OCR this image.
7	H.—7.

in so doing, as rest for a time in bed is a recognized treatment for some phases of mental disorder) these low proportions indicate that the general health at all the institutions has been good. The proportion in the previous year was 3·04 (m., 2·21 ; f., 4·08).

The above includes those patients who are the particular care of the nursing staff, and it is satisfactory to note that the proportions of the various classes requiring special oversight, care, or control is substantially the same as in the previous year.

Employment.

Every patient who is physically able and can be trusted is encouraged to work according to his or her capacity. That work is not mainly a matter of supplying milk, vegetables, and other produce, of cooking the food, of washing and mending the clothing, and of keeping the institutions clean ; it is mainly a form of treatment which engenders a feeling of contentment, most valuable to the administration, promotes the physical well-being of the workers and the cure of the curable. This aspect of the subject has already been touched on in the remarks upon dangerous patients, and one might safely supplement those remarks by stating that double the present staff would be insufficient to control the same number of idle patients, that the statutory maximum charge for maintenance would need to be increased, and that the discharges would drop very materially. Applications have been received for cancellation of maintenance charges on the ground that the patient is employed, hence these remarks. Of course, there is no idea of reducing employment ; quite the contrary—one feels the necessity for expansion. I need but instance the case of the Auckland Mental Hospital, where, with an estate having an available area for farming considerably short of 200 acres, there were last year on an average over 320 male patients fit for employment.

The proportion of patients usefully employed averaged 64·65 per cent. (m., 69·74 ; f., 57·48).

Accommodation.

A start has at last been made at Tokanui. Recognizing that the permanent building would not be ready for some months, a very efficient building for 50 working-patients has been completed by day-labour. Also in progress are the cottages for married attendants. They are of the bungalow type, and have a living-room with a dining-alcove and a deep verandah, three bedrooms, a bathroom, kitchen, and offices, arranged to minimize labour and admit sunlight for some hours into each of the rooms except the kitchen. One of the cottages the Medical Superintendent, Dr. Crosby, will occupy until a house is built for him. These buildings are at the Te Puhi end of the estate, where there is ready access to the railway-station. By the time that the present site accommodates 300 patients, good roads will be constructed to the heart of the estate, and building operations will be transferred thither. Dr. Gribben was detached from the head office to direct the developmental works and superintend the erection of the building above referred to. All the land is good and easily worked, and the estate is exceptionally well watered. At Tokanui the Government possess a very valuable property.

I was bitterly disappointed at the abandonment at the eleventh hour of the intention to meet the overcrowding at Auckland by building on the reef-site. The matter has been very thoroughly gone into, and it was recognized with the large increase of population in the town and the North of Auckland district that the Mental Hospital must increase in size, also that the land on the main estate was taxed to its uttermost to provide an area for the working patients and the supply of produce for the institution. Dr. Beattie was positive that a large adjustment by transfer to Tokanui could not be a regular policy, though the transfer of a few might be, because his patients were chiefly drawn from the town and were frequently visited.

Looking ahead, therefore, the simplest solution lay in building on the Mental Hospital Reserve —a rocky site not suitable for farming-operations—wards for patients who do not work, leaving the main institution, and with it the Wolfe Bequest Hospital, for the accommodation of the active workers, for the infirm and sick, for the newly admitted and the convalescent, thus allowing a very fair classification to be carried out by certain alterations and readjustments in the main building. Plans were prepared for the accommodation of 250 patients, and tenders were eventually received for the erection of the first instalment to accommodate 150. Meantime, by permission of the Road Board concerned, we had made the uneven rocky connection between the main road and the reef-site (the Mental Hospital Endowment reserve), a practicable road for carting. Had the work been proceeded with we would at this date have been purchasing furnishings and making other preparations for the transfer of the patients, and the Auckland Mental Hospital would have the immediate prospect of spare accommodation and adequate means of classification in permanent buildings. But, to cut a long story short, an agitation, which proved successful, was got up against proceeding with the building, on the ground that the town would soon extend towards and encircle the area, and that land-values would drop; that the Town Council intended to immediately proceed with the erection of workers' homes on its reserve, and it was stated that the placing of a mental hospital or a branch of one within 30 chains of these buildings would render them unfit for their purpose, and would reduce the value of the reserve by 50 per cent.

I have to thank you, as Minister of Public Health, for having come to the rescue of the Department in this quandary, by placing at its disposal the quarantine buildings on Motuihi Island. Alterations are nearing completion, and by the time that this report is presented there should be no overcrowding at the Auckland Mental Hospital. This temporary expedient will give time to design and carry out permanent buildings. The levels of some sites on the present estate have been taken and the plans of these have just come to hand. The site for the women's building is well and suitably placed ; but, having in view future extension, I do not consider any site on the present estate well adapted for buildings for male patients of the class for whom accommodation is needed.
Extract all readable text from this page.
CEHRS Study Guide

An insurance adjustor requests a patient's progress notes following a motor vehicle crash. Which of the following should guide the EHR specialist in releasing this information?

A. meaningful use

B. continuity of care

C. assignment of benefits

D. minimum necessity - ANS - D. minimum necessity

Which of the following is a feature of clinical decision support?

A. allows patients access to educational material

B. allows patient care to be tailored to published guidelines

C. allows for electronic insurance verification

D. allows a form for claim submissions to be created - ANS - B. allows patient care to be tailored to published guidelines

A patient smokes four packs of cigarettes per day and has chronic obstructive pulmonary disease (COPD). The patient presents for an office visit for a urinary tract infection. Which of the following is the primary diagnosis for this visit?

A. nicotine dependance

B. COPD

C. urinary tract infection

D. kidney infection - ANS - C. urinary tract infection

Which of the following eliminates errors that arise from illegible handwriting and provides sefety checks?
* * * * *
Go through the records above and set each one down exactly, please.

• [Result of the task]
OCR this image.
7	H.—7.

in so doing, as rest for a time in bed is a recognized treatment for some phases of mental disorder) these low proportions indicate that the general health at all the institutions has been good. The proportion in the previous year was 3·04 (m., 2·21 ; f., 4·08).

The above includes those patients who are the particular care of the nursing staff, and it is satisfactory to note that the proportions of the various classes requiring special oversight, care, or control is substantially the same as in the previous year.

Employment.

Every patient who is physically able and can be trusted is encouraged to work according to his or her capacity. That work is not mainly a matter of supplying milk, vegetables, and other produce, of cooking the food, of washing and mending the clothing, and of keeping the institutions clean ; it is mainly a form of treatment which engenders a feeling of contentment, most valuable to the administration, promotes the physical well-being of the workers and the cure of the curable. This aspect of the subject has already been touched on in the remarks upon dangerous patients, and one might safely supplement those remarks by stating that double the present staff would be insufficient to control the same number of idle patients, that the statutory maximum charge for maintenance would need to be increased, and that the discharges would drop very materially. Applications have been received for cancellation of maintenance charges on the ground that the patient is employed, hence these remarks. Of course, there is no idea of reducing employment ; quite the contrary—one feels the necessity for expansion. I need but instance the case of the Auckland Mental Hospital, where, with an estate having an available area for farming considerably short of 200 acres, there were last year on an average over 320 male patients fit for employment.

The proportion of patients usefully employed averaged 64·65 per cent. (m., 69·74 ; f., 57·48).

Accommodation.

A start has at last been made at Tokanui. Recognizing that the permanent building would not be ready for some months, a very efficient building for 50 working-patients has been completed by day-labour. Also in progress are the cottages for married attendants. They are of the bungalow type, and have a living-room with a dining-alcove and a deep verandah, three bedrooms, a bathroom, kitchen, and offices, arranged to minimize labour and admit sunlight for some hours into each of the rooms except the kitchen. One of the cottages the Medical Superintendent, Dr. Crosby, will occupy until a house is built for him. These buildings are at the Te Puhi end of the estate, where there is ready access to the railway-station. By the time that the present site accommodates 300 patients, good roads will be constructed to the heart of the estate, and building operations will be transferred thither. Dr. Gribben was detached from the head office to direct the developmental works and superintend the erection of the building above referred to. All the land is good and easily worked, and the estate is exceptionally well watered. At Tokanui the Government possess a very valuable property.

I was bitterly disappointed at the abandonment at the eleventh hour of the intention to meet the overcrowding at Auckland by building on the reef-site. The matter has been very thoroughly gone into, and it was recognized with the large increase of population in the town and the North of Auckland district that the Mental Hospital must increase in size, also that the land on the main estate was taxed to its uttermost to provide an area for the working patients and the supply of produce for the institution. Dr. Beattie was positive that a large adjustment by transfer to Tokanui could not be a regular policy, though the transfer of a few might be, because his patients were chiefly drawn from the town and were frequently visited.

Looking ahead, therefore, the simplest solution lay in building on the Mental Hospital Reserve —a rocky site not suitable for farming-operations—wards for patients who do not work, leaving the main institution, and with it the Wolfe Bequest Hospital, for the accommodation of the active workers, for the infirm and sick, for the newly admitted and the convalescent, thus allowing a very fair classification to be carried out by certain alterations and readjustments in the main building. Plans were prepared for the accommodation of 250 patients, and tenders were eventually received for the erection of the first instalment to accommodate 150. Meantime, by permission of the Road Board concerned, we had made the uneven rocky connection between the main road and the reef-site (the Mental Hospital Endowment reserve), a practicable road for carting. Had the work been proceeded with we would at this date have been purchasing furnishings and making other preparations for the transfer of the patients, and the Auckland Mental Hospital would have the immediate prospect of spare accommodation and adequate means of classification in permanent buildings. But, to cut a long story short, an agitation, which proved successful, was got up against proceeding with the building, on the ground that the town would soon extend towards and encircle the area, and that land-values would drop; that the Town Council intended to immediately proceed with the erection of workers' homes on its reserve, and it was stated that the placing of a mental hospital or a branch of one within 30 chains of these buildings would render them unfit for their purpose, and would reduce the value of the reserve by 50 per cent.

I have to thank you, as Minister of Public Health, for having come to the rescue of the Department in this quandary, by placing at its disposal the quarantine buildings on Motuihi Island. Alterations are nearing completion, and by the time that this report is presented there should be no overcrowding at the Auckland Mental Hospital. This temporary expedient will give time to design and carry out permanent buildings. The levels of some sites on the present estate have been taken and the plans of these have just come to hand. The site for the women's building is well and suitably placed ; but, having in view future extension, I do not consider any site on the present estate well adapted for buildings for male patients of the class for whom accommodation is needed.
Extract all readable text from this page.
CEHRS Study Guide

An insurance adjustor requests a patient's progress notes following a motor vehicle crash. Which of the following should guide the EHR specialist in releasing this information?

A. meaningful use

B. continuity of care

C. assignment of benefits

D. minimum necessity - ANS - D. minimum necessity

Which of the following is a feature of clinical decision support?

A. allows patients access to educational material

B. allows patient care to be tailored to published guidelines

C. allows for electronic insurance verification

D. allows a form for claim submissions to be created - ANS - B. allows patient care to be tailored to published guidelines

A patient smokes four packs of cigarettes per day and has chronic obstructive pulmonary disease (COPD). The patient presents for an office visit for a urinary tract infection. Which of the following is the primary diagnosis for this visit?

A. nicotine dependance

B. COPD

C. urinary tract infection

D. kidney infection - ANS - C. urinary tract infection

Which of the following eliminates errors that arise from illegible handwriting and provides sefety checks?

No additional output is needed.